Records from a data collection:
○ ○ ○ ○ ○
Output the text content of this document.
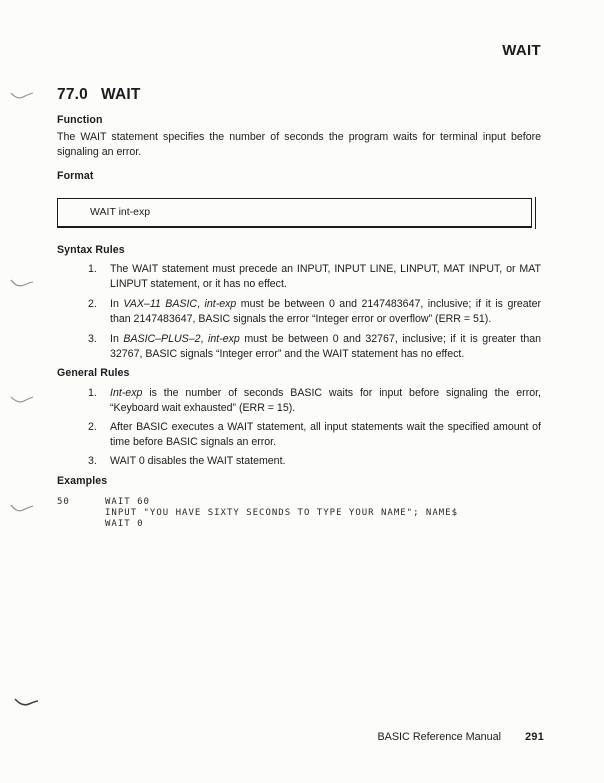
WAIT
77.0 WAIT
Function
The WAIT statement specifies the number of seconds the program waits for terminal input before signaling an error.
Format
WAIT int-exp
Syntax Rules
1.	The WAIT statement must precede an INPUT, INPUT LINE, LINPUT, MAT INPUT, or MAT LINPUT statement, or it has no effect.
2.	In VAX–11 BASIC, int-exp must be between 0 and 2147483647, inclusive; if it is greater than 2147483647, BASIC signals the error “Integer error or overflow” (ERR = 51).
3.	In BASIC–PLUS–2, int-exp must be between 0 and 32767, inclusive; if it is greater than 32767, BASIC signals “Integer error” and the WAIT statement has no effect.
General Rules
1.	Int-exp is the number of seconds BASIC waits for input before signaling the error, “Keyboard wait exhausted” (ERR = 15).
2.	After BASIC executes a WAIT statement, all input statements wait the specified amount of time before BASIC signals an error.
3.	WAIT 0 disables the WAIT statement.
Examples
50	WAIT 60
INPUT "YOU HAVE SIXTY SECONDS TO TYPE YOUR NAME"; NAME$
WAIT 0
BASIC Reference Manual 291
○ ○ ○ ○ ○
** DIRECTIONS FOR THIS TASK **
Leave out the pictures, and give all the records again exactly.

** FULL RESPONSE **
Output the text content of this document.
WAIT
77.0 WAIT
Function
The WAIT statement specifies the number of seconds the program waits for terminal input before signaling an error.
Format
WAIT int-exp
Syntax Rules
1.	The WAIT statement must precede an INPUT, INPUT LINE, LINPUT, MAT INPUT, or MAT LINPUT statement, or it has no effect.
2.	In VAX–11 BASIC, int-exp must be between 0 and 2147483647, inclusive; if it is greater than 2147483647, BASIC signals the error “Integer error or overflow” (ERR = 51).
3.	In BASIC–PLUS–2, int-exp must be between 0 and 32767, inclusive; if it is greater than 32767, BASIC signals “Integer error” and the WAIT statement has no effect.
General Rules
1.	Int-exp is the number of seconds BASIC waits for input before signaling the error, “Keyboard wait exhausted” (ERR = 15).
2.	After BASIC executes a WAIT statement, all input statements wait the specified amount of time before BASIC signals an error.
3.	WAIT 0 disables the WAIT statement.
Examples
50	WAIT 60
INPUT "YOU HAVE SIXTY SECONDS TO TYPE YOUR NAME"; NAME$
WAIT 0
BASIC Reference Manual 291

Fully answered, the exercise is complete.